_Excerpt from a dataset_
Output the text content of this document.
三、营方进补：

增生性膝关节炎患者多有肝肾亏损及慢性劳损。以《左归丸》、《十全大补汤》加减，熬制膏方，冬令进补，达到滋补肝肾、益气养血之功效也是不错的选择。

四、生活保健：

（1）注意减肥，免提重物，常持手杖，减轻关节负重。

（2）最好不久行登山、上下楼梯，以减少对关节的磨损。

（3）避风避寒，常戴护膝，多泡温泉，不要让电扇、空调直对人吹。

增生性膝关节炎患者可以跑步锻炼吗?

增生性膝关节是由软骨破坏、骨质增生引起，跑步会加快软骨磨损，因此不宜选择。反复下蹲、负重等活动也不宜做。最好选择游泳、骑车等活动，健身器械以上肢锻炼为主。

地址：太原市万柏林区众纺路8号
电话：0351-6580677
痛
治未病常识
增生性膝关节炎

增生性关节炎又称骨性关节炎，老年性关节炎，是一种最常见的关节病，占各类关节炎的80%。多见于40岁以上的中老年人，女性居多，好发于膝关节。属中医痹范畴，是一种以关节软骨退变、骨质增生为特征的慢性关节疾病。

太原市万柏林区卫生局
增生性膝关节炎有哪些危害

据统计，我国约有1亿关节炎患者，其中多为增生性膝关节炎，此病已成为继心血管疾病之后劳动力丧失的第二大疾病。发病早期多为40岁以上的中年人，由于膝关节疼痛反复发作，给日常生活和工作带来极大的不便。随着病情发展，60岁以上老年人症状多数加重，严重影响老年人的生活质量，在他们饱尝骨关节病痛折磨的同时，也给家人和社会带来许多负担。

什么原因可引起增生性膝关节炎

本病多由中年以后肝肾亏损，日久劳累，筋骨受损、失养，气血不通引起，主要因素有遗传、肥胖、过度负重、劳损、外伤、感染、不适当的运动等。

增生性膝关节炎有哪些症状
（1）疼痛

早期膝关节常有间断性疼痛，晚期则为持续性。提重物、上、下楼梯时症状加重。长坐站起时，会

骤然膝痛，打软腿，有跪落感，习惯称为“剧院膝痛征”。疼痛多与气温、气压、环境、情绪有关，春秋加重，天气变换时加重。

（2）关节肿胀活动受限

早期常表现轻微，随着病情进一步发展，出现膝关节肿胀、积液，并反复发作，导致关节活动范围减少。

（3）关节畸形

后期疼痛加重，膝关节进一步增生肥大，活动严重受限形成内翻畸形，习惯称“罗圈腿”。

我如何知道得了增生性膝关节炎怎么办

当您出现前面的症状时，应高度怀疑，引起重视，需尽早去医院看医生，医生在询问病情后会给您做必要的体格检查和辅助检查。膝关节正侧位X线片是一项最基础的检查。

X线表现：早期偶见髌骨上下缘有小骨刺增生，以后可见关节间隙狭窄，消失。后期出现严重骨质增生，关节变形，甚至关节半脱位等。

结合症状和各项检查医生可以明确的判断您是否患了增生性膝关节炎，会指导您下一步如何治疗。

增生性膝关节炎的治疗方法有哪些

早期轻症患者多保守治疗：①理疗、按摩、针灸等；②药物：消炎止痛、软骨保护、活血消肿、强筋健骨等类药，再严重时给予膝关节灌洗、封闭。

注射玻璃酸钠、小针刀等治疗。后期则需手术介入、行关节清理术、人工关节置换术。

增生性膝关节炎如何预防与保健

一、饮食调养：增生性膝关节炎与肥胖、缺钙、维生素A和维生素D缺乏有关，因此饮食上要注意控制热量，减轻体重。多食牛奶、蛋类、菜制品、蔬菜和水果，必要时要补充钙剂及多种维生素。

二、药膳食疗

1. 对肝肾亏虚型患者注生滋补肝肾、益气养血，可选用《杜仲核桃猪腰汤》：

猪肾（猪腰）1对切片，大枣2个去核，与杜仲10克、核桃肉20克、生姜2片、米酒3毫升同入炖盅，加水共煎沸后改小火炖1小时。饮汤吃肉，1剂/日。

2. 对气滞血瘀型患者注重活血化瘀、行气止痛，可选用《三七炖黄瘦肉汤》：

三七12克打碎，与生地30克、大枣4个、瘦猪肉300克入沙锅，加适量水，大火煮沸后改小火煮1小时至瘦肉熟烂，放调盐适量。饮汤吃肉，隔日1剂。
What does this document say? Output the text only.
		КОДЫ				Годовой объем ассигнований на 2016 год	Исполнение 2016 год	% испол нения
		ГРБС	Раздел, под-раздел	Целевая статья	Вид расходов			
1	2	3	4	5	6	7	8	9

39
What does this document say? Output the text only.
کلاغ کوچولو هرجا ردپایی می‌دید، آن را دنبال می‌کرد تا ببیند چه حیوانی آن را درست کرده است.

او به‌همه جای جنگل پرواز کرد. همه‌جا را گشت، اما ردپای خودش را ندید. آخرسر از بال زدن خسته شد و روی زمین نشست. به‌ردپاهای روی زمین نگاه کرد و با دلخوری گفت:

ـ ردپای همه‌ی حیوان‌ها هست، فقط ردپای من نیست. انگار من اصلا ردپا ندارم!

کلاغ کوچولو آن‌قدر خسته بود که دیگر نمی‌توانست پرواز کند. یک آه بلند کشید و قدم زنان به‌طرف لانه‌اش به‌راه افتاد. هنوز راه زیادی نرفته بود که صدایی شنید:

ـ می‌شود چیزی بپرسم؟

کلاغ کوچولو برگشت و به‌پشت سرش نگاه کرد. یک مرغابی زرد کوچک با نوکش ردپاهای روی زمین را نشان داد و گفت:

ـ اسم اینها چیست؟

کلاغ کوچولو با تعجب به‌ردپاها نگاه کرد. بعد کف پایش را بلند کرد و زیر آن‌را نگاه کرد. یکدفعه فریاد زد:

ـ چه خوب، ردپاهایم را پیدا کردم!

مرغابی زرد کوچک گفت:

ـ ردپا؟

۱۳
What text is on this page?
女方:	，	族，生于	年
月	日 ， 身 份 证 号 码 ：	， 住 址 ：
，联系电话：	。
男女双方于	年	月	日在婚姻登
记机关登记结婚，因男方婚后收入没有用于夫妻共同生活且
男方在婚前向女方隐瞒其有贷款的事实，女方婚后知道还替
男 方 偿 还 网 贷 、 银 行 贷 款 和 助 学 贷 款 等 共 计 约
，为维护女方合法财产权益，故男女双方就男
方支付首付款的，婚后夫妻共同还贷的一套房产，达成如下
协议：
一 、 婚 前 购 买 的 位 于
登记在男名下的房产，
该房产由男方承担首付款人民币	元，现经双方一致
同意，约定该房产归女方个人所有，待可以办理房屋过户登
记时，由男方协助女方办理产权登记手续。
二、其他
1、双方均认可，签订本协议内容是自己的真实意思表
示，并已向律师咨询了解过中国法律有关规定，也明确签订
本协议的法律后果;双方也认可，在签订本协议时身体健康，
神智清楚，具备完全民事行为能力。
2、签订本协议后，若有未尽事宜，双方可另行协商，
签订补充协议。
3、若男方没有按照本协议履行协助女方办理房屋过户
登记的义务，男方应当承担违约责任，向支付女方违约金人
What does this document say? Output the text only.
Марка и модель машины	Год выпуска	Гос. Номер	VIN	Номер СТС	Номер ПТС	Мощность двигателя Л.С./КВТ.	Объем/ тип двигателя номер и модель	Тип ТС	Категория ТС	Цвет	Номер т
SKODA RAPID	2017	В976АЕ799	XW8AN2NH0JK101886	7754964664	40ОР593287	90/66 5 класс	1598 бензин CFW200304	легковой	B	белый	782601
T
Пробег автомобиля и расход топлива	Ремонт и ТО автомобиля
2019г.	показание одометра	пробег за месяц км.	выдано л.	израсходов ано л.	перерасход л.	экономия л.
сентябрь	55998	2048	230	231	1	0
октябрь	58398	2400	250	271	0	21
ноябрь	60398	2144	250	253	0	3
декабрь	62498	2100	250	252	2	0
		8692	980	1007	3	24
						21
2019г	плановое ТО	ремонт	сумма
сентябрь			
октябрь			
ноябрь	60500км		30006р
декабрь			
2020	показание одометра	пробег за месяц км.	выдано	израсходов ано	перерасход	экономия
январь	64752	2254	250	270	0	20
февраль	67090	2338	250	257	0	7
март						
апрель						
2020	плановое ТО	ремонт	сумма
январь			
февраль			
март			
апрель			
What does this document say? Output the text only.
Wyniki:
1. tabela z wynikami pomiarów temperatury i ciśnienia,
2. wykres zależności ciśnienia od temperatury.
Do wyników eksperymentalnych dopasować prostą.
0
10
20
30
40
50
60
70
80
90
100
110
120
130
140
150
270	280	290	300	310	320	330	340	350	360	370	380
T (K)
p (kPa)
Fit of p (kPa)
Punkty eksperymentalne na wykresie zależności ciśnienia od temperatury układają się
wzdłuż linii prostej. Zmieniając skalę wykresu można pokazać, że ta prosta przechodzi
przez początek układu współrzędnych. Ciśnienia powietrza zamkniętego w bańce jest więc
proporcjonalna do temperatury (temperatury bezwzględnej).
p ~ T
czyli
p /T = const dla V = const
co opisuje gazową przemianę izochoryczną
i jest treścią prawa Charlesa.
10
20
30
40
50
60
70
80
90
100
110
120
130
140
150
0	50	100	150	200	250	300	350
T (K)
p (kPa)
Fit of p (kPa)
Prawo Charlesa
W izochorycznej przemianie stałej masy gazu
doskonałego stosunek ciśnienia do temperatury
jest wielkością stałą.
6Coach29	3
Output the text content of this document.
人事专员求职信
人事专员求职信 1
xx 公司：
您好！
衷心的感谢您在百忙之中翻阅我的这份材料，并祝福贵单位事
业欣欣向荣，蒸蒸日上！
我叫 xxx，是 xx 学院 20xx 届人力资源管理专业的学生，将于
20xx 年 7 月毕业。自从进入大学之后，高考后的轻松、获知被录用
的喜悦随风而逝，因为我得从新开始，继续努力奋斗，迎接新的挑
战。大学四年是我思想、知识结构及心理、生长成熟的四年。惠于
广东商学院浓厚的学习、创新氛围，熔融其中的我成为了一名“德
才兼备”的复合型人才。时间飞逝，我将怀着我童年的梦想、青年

_What is expected_
Return all lines of the material above in which the word "temperatury" occurs.

_Task solution_
1. tabela z wynikami pomiarów temperatury i ciśnienia,
2. wykres zależności ciśnienia od temperatury.
Punkty eksperymentalne na wykresie zależności ciśnienia od temperatury układają się
proporcjonalna do temperatury (temperatury bezwzględnej).
doskonałego stosunek ciśnienia do temperatury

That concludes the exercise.